Exercise brief: All entries are to be quoted exactly; the images stay out of the copy.

● ● ● ● ●

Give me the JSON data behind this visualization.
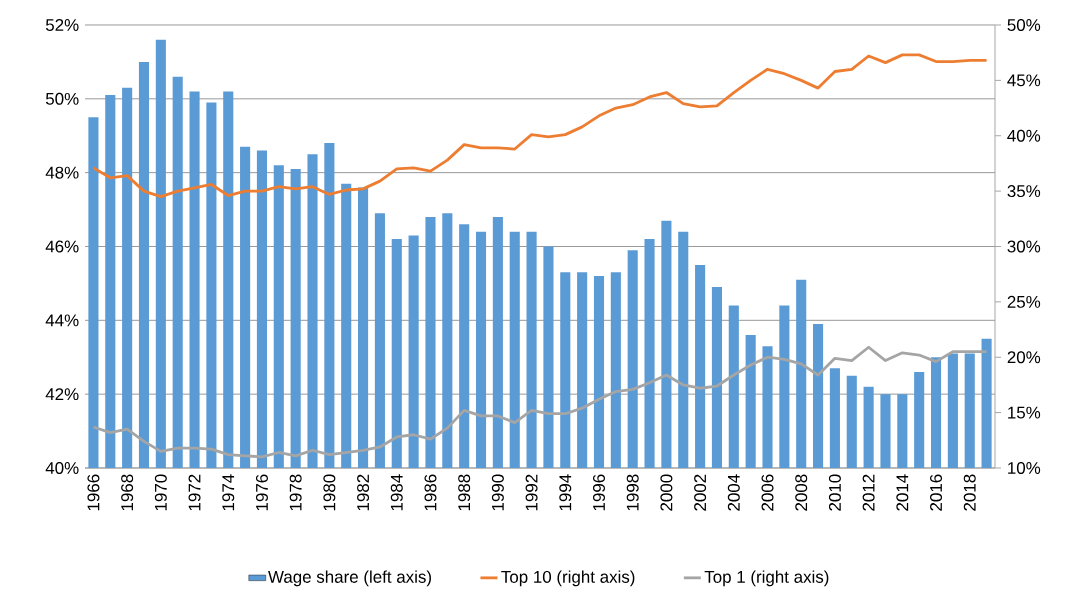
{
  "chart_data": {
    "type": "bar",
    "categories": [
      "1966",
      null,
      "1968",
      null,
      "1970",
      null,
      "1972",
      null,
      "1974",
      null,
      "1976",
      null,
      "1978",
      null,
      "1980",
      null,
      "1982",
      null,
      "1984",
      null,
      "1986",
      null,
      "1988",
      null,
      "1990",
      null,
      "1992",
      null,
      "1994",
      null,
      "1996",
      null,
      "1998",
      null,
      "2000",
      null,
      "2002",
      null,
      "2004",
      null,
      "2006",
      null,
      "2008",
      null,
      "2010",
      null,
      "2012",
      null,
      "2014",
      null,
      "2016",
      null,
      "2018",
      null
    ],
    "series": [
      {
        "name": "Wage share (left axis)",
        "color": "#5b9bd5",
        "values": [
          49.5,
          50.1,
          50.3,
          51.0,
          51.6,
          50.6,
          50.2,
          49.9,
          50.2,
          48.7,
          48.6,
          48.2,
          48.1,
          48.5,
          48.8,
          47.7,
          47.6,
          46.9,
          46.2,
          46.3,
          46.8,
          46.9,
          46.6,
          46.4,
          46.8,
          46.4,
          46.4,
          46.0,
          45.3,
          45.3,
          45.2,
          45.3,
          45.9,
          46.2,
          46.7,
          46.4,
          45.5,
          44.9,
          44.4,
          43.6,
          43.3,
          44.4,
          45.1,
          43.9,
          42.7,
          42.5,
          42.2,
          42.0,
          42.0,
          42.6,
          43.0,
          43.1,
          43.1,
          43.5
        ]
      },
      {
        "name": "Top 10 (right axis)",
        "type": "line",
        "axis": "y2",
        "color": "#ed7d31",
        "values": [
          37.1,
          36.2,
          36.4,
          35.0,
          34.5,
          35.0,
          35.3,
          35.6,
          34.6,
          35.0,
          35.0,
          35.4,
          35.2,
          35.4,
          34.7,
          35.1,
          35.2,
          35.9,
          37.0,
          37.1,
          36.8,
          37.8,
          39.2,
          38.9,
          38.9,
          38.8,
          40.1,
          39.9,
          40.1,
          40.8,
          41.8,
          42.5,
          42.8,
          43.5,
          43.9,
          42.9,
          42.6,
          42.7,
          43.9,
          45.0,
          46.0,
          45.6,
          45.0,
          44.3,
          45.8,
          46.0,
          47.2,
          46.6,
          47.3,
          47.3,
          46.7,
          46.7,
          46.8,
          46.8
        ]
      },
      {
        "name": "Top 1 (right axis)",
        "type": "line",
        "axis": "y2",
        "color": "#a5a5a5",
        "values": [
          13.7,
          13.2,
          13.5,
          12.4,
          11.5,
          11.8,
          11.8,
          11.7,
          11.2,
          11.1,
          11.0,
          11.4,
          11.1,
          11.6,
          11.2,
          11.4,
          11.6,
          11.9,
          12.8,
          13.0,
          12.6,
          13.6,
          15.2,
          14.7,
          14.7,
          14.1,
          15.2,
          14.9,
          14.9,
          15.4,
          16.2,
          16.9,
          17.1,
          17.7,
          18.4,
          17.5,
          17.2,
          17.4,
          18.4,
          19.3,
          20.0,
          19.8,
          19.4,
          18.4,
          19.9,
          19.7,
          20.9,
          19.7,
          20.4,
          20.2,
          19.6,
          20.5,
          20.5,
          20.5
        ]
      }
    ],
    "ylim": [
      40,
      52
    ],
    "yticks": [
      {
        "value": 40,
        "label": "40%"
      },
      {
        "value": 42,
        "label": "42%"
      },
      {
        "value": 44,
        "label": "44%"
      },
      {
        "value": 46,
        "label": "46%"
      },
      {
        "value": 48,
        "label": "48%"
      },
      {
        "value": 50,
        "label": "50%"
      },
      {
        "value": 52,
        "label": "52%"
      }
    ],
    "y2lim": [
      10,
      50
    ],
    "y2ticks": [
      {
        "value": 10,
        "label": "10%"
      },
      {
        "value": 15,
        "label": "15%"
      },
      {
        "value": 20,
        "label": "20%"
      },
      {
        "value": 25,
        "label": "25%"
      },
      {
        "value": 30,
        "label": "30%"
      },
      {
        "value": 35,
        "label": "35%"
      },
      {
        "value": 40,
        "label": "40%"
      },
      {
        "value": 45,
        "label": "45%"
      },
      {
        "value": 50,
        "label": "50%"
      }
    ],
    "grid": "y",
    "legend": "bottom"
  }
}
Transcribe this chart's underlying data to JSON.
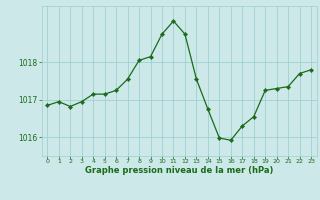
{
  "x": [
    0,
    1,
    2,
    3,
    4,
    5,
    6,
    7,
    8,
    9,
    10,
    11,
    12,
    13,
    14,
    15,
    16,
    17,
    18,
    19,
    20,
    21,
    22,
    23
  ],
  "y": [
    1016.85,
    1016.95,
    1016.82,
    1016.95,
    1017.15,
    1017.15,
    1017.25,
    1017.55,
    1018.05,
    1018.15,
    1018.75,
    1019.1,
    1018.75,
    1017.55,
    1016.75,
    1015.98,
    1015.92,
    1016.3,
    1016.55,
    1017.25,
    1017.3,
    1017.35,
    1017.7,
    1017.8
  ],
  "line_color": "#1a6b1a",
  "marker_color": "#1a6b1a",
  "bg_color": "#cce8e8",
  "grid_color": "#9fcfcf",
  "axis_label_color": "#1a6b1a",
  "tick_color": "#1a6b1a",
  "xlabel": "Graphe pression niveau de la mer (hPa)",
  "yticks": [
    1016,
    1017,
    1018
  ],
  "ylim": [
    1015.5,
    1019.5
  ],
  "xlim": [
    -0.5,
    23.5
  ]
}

● ● ● ● ●

The result:
Give me the JSON data behind this visualization.
{
  "chart_data": {
    "type": "bar",
    "categories": [
      "1966",
      null,
      "1968",
      null,
      "1970",
      null,
      "1972",
      null,
      "1974",
      null,
      "1976",
      null,
      "1978",
      null,
      "1980",
      null,
      "1982",
      null,
      "1984",
      null,
      "1986",
      null,
      "1988",
      null,
      "1990",
      null,
      "1992",
      null,
      "1994",
      null,
      "1996",
      null,
      "1998",
      null,
      "2000",
      null,
      "2002",
      null,
      "2004",
      null,
      "2006",
      null,
      "2008",
      null,
      "2010",
      null,
      "2012",
      null,
      "2014",
      null,
      "2016",
      null,
      "2018",
      null
    ],
    "series": [
      {
        "name": "Wage share (left axis)",
        "color": "#5b9bd5",
        "values": [
          49.5,
          50.1,
          50.3,
          51.0,
          51.6,
          50.6,
          50.2,
          49.9,
          50.2,
          48.7,
          48.6,
          48.2,
          48.1,
          48.5,
          48.8,
          47.7,
          47.6,
          46.9,
          46.2,
          46.3,
          46.8,
          46.9,
          46.6,
          46.4,
          46.8,
          46.4,
          46.4,
          46.0,
          45.3,
          45.3,
          45.2,
          45.3,
          45.9,
          46.2,
          46.7,
          46.4,
          45.5,
          44.9,
          44.4,
          43.6,
          43.3,
          44.4,
          45.1,
          43.9,
          42.7,
          42.5,
          42.2,
          42.0,
          42.0,
          42.6,
          43.0,
          43.1,
          43.1,
          43.5
        ]
      },
      {
        "name": "Top 10 (right axis)",
        "type": "line",
        "axis": "y2",
        "color": "#ed7d31",
        "values": [
          37.1,
          36.2,
          36.4,
          35.0,
          34.5,
          35.0,
          35.3,
          35.6,
          34.6,
          35.0,
          35.0,
          35.4,
          35.2,
          35.4,
          34.7,
          35.1,
          35.2,
          35.9,
          37.0,
          37.1,
          36.8,
          37.8,
          39.2,
          38.9,
          38.9,
          38.8,
          40.1,
          39.9,
          40.1,
          40.8,
          41.8,
          42.5,
          42.8,
          43.5,
          43.9,
          42.9,
          42.6,
          42.7,
          43.9,
          45.0,
          46.0,
          45.6,
          45.0,
          44.3,
          45.8,
          46.0,
          47.2,
          46.6,
          47.3,
          47.3,
          46.7,
          46.7,
          46.8,
          46.8
        ]
      },
      {
        "name": "Top 1 (right axis)",
        "type": "line",
        "axis": "y2",
        "color": "#a5a5a5",
        "values": [
          13.7,
          13.2,
          13.5,
          12.4,
          11.5,
          11.8,
          11.8,
          11.7,
          11.2,
          11.1,
          11.0,
          11.4,
          11.1,
          11.6,
          11.2,
          11.4,
          11.6,
          11.9,
          12.8,
          13.0,
          12.6,
          13.6,
          15.2,
          14.7,
          14.7,
          14.1,
          15.2,
          14.9,
          14.9,
          15.4,
          16.2,
          16.9,
          17.1,
          17.7,
          18.4,
          17.5,
          17.2,
          17.4,
          18.4,
          19.3,
          20.0,
          19.8,
          19.4,
          18.4,
          19.9,
          19.7,
          20.9,
          19.7,
          20.4,
          20.2,
          19.6,
          20.5,
          20.5,
          20.5
        ]
      }
    ],
    "ylim": [
      40,
      52
    ],
    "yticks": [
      {
        "value": 40,
        "label": "40%"
      },
      {
        "value": 42,
        "label": "42%"
      },
      {
        "value": 44,
        "label": "44%"
      },
      {
        "value": 46,
        "label": "46%"
      },
      {
        "value": 48,
        "label": "48%"
      },
      {
        "value": 50,
        "label": "50%"
      },
      {
        "value": 52,
        "label": "52%"
      }
    ],
    "y2lim": [
      10,
      50
    ],
    "y2ticks": [
      {
        "value": 10,
        "label": "10%"
      },
      {
        "value": 15,
        "label": "15%"
      },
      {
        "value": 20,
        "label": "20%"
      },
      {
        "value": 25,
        "label": "25%"
      },
      {
        "value": 30,
        "label": "30%"
      },
      {
        "value": 35,
        "label": "35%"
      },
      {
        "value": 40,
        "label": "40%"
      },
      {
        "value": 45,
        "label": "45%"
      },
      {
        "value": 50,
        "label": "50%"
      }
    ],
    "grid": "y",
    "legend": "bottom"
  }
}
Transcribe this chart's underlying data to JSON.
{
  "x": [
    0,
    1,
    2,
    3,
    4,
    5,
    6,
    7,
    8,
    9,
    10,
    11,
    12,
    13,
    14,
    15,
    16,
    17,
    18,
    19,
    20,
    21,
    22,
    23
  ],
  "y": [
    1016.85,
    1016.95,
    1016.82,
    1016.95,
    1017.15,
    1017.15,
    1017.25,
    1017.55,
    1018.05,
    1018.15,
    1018.75,
    1019.1,
    1018.75,
    1017.55,
    1016.75,
    1015.98,
    1015.92,
    1016.3,
    1016.55,
    1017.25,
    1017.3,
    1017.35,
    1017.7,
    1017.8
  ],
  "line_color": "#1a6b1a",
  "marker_color": "#1a6b1a",
  "bg_color": "#cce8e8",
  "grid_color": "#9fcfcf",
  "axis_label_color": "#1a6b1a",
  "tick_color": "#1a6b1a",
  "xlabel": "Graphe pression niveau de la mer (hPa)",
  "yticks": [
    1016,
    1017,
    1018
  ],
  "ylim": [
    1015.5,
    1019.5
  ],
  "xlim": [
    -0.5,
    23.5
  ]
}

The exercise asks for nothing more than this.